[Data entries for graphics]
◆ ◆ ◆ ◆

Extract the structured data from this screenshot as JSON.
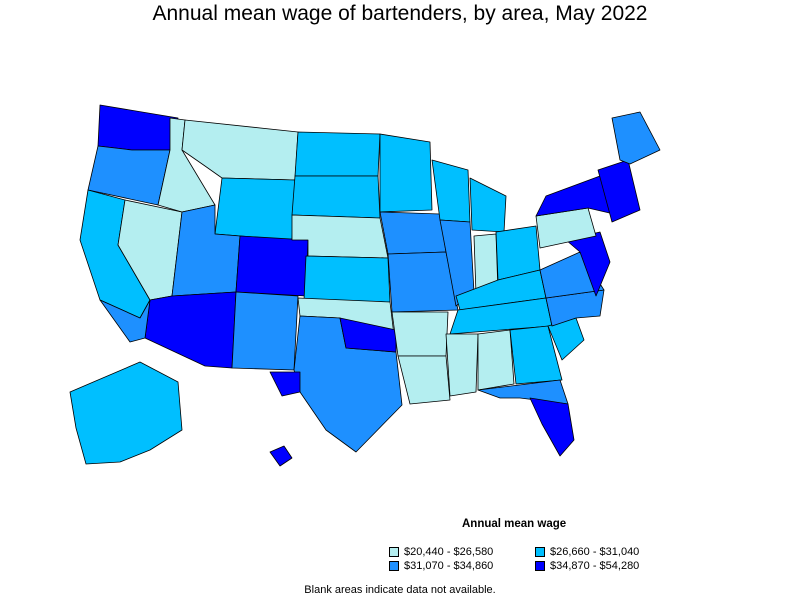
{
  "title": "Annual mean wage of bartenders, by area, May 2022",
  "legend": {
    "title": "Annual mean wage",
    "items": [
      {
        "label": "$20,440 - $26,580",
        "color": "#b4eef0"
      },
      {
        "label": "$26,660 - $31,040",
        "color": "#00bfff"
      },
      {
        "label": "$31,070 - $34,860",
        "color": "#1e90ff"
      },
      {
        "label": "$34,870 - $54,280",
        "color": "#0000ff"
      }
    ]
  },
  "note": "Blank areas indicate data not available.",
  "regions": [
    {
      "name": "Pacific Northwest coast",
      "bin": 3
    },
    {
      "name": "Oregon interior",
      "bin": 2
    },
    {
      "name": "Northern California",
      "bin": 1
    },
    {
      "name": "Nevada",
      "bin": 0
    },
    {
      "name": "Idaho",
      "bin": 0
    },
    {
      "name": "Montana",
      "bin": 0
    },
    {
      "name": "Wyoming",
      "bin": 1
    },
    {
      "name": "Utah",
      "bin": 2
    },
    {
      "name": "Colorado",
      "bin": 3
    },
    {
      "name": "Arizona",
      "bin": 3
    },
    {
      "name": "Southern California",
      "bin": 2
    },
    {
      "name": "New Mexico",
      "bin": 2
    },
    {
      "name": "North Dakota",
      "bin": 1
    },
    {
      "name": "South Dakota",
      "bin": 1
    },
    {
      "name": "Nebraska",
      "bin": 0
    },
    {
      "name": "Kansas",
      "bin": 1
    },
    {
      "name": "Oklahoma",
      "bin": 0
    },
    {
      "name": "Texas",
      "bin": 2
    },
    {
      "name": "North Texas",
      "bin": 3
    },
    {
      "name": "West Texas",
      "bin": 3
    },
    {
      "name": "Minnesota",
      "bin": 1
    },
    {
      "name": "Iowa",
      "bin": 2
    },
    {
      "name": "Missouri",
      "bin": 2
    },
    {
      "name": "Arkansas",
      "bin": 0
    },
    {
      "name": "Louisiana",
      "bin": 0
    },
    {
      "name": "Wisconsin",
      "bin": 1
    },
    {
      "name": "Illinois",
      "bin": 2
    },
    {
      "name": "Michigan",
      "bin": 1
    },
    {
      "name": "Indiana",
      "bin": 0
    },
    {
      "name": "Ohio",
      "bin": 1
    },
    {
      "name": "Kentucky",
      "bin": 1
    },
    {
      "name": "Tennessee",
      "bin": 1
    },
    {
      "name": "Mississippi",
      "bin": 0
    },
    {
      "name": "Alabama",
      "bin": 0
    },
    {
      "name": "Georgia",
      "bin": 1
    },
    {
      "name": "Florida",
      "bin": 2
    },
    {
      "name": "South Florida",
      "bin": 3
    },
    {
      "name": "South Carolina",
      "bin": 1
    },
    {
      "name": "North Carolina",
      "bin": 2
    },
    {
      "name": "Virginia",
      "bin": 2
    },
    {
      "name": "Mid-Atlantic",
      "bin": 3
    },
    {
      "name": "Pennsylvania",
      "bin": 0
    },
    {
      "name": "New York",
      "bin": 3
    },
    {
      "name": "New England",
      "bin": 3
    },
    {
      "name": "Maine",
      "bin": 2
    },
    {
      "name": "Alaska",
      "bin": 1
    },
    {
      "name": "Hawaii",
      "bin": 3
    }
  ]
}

◆ ◆ ◆ ◆

• _Work required_: Your task is to repeat the data above exactly while excluding the pictures.

• _The solution_:
Extract the structured data from this screenshot as JSON.
{
  "title": "Annual mean wage of bartenders, by area, May 2022",
  "legend": {
    "title": "Annual mean wage",
    "items": [
      {
        "label": "$20,440 - $26,580",
        "color": "#b4eef0"
      },
      {
        "label": "$26,660 - $31,040",
        "color": "#00bfff"
      },
      {
        "label": "$31,070 - $34,860",
        "color": "#1e90ff"
      },
      {
        "label": "$34,870 - $54,280",
        "color": "#0000ff"
      }
    ]
  },
  "note": "Blank areas indicate data not available.",
  "regions": [
    {
      "name": "Pacific Northwest coast",
      "bin": 3
    },
    {
      "name": "Oregon interior",
      "bin": 2
    },
    {
      "name": "Northern California",
      "bin": 1
    },
    {
      "name": "Nevada",
      "bin": 0
    },
    {
      "name": "Idaho",
      "bin": 0
    },
    {
      "name": "Montana",
      "bin": 0
    },
    {
      "name": "Wyoming",
      "bin": 1
    },
    {
      "name": "Utah",
      "bin": 2
    },
    {
      "name": "Colorado",
      "bin": 3
    },
    {
      "name": "Arizona",
      "bin": 3
    },
    {
      "name": "Southern California",
      "bin": 2
    },
    {
      "name": "New Mexico",
      "bin": 2
    },
    {
      "name": "North Dakota",
      "bin": 1
    },
    {
      "name": "South Dakota",
      "bin": 1
    },
    {
      "name": "Nebraska",
      "bin": 0
    },
    {
      "name": "Kansas",
      "bin": 1
    },
    {
      "name": "Oklahoma",
      "bin": 0
    },
    {
      "name": "Texas",
      "bin": 2
    },
    {
      "name": "North Texas",
      "bin": 3
    },
    {
      "name": "West Texas",
      "bin": 3
    },
    {
      "name": "Minnesota",
      "bin": 1
    },
    {
      "name": "Iowa",
      "bin": 2
    },
    {
      "name": "Missouri",
      "bin": 2
    },
    {
      "name": "Arkansas",
      "bin": 0
    },
    {
      "name": "Louisiana",
      "bin": 0
    },
    {
      "name": "Wisconsin",
      "bin": 1
    },
    {
      "name": "Illinois",
      "bin": 2
    },
    {
      "name": "Michigan",
      "bin": 1
    },
    {
      "name": "Indiana",
      "bin": 0
    },
    {
      "name": "Ohio",
      "bin": 1
    },
    {
      "name": "Kentucky",
      "bin": 1
    },
    {
      "name": "Tennessee",
      "bin": 1
    },
    {
      "name": "Mississippi",
      "bin": 0
    },
    {
      "name": "Alabama",
      "bin": 0
    },
    {
      "name": "Georgia",
      "bin": 1
    },
    {
      "name": "Florida",
      "bin": 2
    },
    {
      "name": "South Florida",
      "bin": 3
    },
    {
      "name": "South Carolina",
      "bin": 1
    },
    {
      "name": "North Carolina",
      "bin": 2
    },
    {
      "name": "Virginia",
      "bin": 2
    },
    {
      "name": "Mid-Atlantic",
      "bin": 3
    },
    {
      "name": "Pennsylvania",
      "bin": 0
    },
    {
      "name": "New York",
      "bin": 3
    },
    {
      "name": "New England",
      "bin": 3
    },
    {
      "name": "Maine",
      "bin": 2
    },
    {
      "name": "Alaska",
      "bin": 1
    },
    {
      "name": "Hawaii",
      "bin": 3
    }
  ]
}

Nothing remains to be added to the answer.